Set out every line bearing the string "FHTC".

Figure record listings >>

__________________________________________________

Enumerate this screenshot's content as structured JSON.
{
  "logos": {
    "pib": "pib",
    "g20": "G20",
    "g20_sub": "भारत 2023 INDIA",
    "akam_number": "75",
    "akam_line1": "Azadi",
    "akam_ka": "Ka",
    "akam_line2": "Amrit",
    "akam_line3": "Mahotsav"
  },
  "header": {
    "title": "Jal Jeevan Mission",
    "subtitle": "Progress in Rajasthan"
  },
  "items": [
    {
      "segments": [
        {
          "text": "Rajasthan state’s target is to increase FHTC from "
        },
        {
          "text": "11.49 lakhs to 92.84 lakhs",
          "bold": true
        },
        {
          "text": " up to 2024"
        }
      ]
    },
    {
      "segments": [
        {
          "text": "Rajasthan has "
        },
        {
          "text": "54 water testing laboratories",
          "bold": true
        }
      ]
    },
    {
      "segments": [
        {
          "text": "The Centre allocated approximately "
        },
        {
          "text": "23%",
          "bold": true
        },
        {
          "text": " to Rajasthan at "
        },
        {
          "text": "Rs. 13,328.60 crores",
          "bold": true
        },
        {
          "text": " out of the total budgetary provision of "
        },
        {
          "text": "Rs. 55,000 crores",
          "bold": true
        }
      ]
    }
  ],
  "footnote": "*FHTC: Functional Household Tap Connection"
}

__________________________________________________

Complete answer >>
          "text": "Rajasthan state’s target is to increase FHTC from "
  "footnote": "*FHTC: Functional Household Tap Connection"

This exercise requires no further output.